[Entries taken from a collection]
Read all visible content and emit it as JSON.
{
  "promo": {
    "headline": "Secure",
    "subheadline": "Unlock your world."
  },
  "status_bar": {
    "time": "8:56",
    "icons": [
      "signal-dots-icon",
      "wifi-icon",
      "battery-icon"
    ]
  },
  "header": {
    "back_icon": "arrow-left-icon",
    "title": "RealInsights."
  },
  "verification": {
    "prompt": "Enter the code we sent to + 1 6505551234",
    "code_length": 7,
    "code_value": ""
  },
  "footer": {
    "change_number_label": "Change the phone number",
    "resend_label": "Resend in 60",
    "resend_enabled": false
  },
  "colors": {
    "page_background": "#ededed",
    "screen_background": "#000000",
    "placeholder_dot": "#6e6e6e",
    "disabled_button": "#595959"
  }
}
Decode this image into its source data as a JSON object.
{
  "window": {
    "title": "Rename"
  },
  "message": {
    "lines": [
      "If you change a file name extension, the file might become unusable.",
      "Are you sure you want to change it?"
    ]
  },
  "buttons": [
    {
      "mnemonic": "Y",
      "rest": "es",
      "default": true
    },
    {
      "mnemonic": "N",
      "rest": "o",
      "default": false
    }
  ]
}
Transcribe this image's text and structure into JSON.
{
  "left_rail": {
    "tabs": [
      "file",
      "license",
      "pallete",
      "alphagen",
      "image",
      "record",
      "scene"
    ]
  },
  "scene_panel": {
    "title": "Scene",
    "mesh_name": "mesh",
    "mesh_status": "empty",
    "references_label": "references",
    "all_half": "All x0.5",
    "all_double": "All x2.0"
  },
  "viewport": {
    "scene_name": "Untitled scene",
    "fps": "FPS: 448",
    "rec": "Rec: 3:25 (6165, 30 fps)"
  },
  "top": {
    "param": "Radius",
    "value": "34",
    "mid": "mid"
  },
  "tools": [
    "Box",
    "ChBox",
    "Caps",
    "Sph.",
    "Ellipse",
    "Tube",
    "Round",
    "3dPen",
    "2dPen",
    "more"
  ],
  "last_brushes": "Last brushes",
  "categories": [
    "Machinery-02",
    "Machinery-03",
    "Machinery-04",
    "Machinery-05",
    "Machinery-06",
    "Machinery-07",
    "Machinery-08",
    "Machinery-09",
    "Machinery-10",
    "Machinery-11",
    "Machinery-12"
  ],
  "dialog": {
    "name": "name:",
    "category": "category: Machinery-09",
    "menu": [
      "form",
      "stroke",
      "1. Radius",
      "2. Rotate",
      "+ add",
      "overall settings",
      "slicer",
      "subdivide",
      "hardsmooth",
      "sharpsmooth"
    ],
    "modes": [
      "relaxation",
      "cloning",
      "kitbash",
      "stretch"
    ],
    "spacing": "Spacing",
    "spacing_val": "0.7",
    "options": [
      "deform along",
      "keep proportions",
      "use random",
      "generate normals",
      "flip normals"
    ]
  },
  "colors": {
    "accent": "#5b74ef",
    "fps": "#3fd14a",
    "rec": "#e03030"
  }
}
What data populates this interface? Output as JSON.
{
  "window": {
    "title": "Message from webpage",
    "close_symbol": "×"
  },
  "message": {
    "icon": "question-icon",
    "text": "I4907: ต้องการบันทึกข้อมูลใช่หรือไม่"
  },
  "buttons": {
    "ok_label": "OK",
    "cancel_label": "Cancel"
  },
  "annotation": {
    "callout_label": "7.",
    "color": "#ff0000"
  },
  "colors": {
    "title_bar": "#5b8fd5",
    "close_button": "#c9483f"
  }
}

→ **Your instructions**
Give back, unchanged, every line from the one with "What data populates" to the end of the entries above.

→ **Task response**
What data populates this interface? Output as JSON.
{
  "window": {
    "title": "Message from webpage",
    "close_symbol": "×"
  },
  "message": {
    "icon": "question-icon",
    "text": "I4907: ต้องการบันทึกข้อมูลใช่หรือไม่"
  },
  "buttons": {
    "ok_label": "OK",
    "cancel_label": "Cancel"
  },
  "annotation": {
    "callout_label": "7.",
    "color": "#ff0000"
  },
  "colors": {
    "title_bar": "#5b8fd5",
    "close_button": "#c9483f"
  }
}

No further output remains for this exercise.